I am not sure if this will fit your requirement but we like data queue's
in this scenario.

For example we include data from an external microsoft sql server on some
enquiries.

To achieve this we have a "monitor" program that;
- receives requests on a data queue,
- processes the request and
- puts the results on a different data queue

So all the overhead in startup of the monitor is only once.

And if needed I could start another monitor if higher volume is required.

Cheers

Don







From: "Patrik Schindler" <poc@xxxxxxxxxx>
To: "Midrange Systems Technical Discussion"
<midrange-l@xxxxxxxxxxxxxxxxxx>
Date: 26/10/2021 04:34 AM
Subject: Prestart Jobs for speeding up TCP/IP servers
Sent by: "MIDRANGE-L" <midrange-l-bounces@xxxxxxxxxxxxxxxxxx>



Hello,

when re-reading the Work Management PDF, I was hoping to find information
about prestart jobs in an SBS. Apparently these are *only* for SNA based
(APPC) communications. I've also read elsewhere that the older IBM http
server can run CGI programs in a "persistent mode", where a CGI ends after
serving requests, but isn't deactivated. But that's considerably long ago,
so please take my claim with a grain of salt. ;-)

What do I want to achieve? Currently, my tests show that spawn()'ing a job
from inetd takes stunning 2-3 seconds on my 150. We're talking about a
tiny (64 kBytes on disk) C application opening one database file.

§

**Task description**: Carry on the mailing-list post about prestart jobs and data queues, starting after its last sentence.

**Dataset excerpts**:
§

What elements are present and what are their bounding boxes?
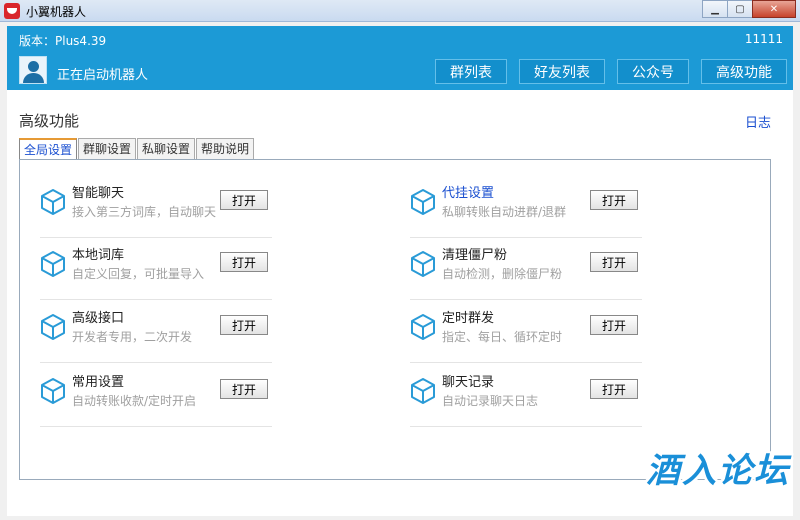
top-nav: 群列表 好友列表 公众号 高级功能 <box>435 59 787 84</box>
avatar[interactable] <box>19 56 47 84</box>
open-advanced-api-button[interactable]: 打开 <box>220 315 268 335</box>
feature-name: 常用设置 <box>72 375 125 390</box>
feature-desc: 自动检测，删除僵尸粉 <box>442 267 563 281</box>
account-id: 11111 <box>744 32 783 46</box>
cube-icon <box>41 189 65 215</box>
feature-name: 清理僵尸粉 <box>442 248 508 263</box>
group-list-button[interactable]: 群列表 <box>435 59 507 84</box>
feature-scheduled-broadcast: 定时群发 指定、每日、循环定时 打开 <box>410 301 642 363</box>
page-title: 高级功能 <box>19 112 80 130</box>
maximize-icon[interactable]: ▢ <box>727 0 753 18</box>
feature-advanced-api: 高级接口 开发者专用，二次开发 打开 <box>40 301 272 363</box>
status-text: 正在启动机器人 <box>57 68 149 83</box>
open-smart-chat-button[interactable]: 打开 <box>220 190 268 210</box>
close-icon[interactable]: ✕ <box>752 0 796 18</box>
friend-list-button[interactable]: 好友列表 <box>519 59 605 84</box>
tab-help[interactable]: 帮助说明 <box>196 138 255 159</box>
open-proxy-settings-button[interactable]: 打开 <box>590 190 638 210</box>
feature-smart-chat: 智能聊天 接入第三方词库，自动聊天 打开 <box>40 176 272 238</box>
feature-desc: 开发者专用，二次开发 <box>72 330 193 344</box>
app-header: 版本：Plus4.39 11111 正在启动机器人 群列表 好友列表 公众号 高… <box>7 26 793 90</box>
feature-desc: 自动转账收款/定时开启 <box>72 394 197 408</box>
settings-tabs: 全局设置 群聊设置 私聊设置 帮助说明 <box>19 138 255 160</box>
feature-desc: 自定义回复，可批量导入 <box>72 267 205 281</box>
title-bar: 小翼机器人 ▁ ▢ ✕ <box>0 0 800 22</box>
feature-name: 定时群发 <box>442 311 495 326</box>
open-scheduled-broadcast-button[interactable]: 打开 <box>590 315 638 335</box>
feature-chat-history: 聊天记录 自动记录聊天日志 打开 <box>410 365 642 427</box>
feature-desc: 接入第三方词库，自动聊天 <box>72 205 217 219</box>
open-local-lexicon-button[interactable]: 打开 <box>220 252 268 272</box>
minimize-icon[interactable]: ▁ <box>702 0 728 18</box>
settings-panel: 智能聊天 接入第三方词库，自动聊天 打开 本地词库 自定义回复，可批量导入 打开… <box>19 159 771 480</box>
feature-proxy-settings: 代挂设置 私聊转账自动进群/退群 打开 <box>410 176 642 238</box>
tab-private-chat-settings[interactable]: 私聊设置 <box>137 138 196 159</box>
cube-icon <box>411 251 435 277</box>
version-label: 版本：Plus4.39 <box>19 34 107 48</box>
advanced-features-button[interactable]: 高级功能 <box>701 59 787 84</box>
tab-global-settings[interactable]: 全局设置 <box>19 138 78 160</box>
feature-name: 高级接口 <box>72 311 125 326</box>
feature-local-lexicon: 本地词库 自定义回复，可批量导入 打开 <box>40 238 272 300</box>
window-controls: ▁ ▢ ✕ <box>702 0 796 18</box>
feature-clean-zombie-fans: 清理僵尸粉 自动检测，删除僵尸粉 打开 <box>410 238 642 300</box>
tab-group-chat-settings[interactable]: 群聊设置 <box>78 138 137 159</box>
cube-icon <box>411 189 435 215</box>
app-logo-icon <box>4 3 20 19</box>
window-title: 小翼机器人 <box>26 5 87 19</box>
cube-icon <box>411 314 435 340</box>
feature-name: 本地词库 <box>72 248 125 263</box>
feature-desc: 指定、每日、循环定时 <box>442 330 563 344</box>
cube-icon <box>411 378 435 404</box>
log-link[interactable]: 日志 <box>745 112 771 131</box>
feature-common-settings: 常用设置 自动转账收款/定时开启 打开 <box>40 365 272 427</box>
feature-desc: 自动记录聊天日志 <box>442 394 539 408</box>
feature-name: 代挂设置 <box>442 186 495 201</box>
feature-desc: 私聊转账自动进群/退群 <box>442 205 567 219</box>
cube-icon <box>41 314 65 340</box>
open-chat-history-button[interactable]: 打开 <box>590 379 638 399</box>
open-common-settings-button[interactable]: 打开 <box>220 379 268 399</box>
feature-name: 聊天记录 <box>442 375 495 390</box>
cube-icon <box>41 251 65 277</box>
cube-icon <box>41 378 65 404</box>
watermark-text: 酒入论坛 <box>646 451 790 491</box>
official-account-button[interactable]: 公众号 <box>617 59 689 84</box>
feature-name: 智能聊天 <box>72 186 125 201</box>
open-clean-zombie-fans-button[interactable]: 打开 <box>590 252 638 272</box>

§

**Exercise response**:
https://en.wikipedia.org/wiki/Inetd

I feel that using some kind of prestart job somehow might lessen the time
until the job is ready to run. It would be perfectly okay if the *first*
start of the application after an IPL or restricted state or some other
disruptive system maintenance task isn't sped up. But subsequent
connections should be handled faster.

I'm also not exactly bound to use inetd. For the time being, it eases
testing and development, because I don't need to take care of the TCP
sockets stuff. But in the long run, I want to have a standalone TCP server
running in its own SBS together with child jobs serving requests.

What's your suggestion to achieve this "persistence"? Is that a real-world
scenario for named activation groups where applications which finished
their work stay active?

My preferred programming language for that application is C. But since
this is a general topic, I post my question here.

Thanks!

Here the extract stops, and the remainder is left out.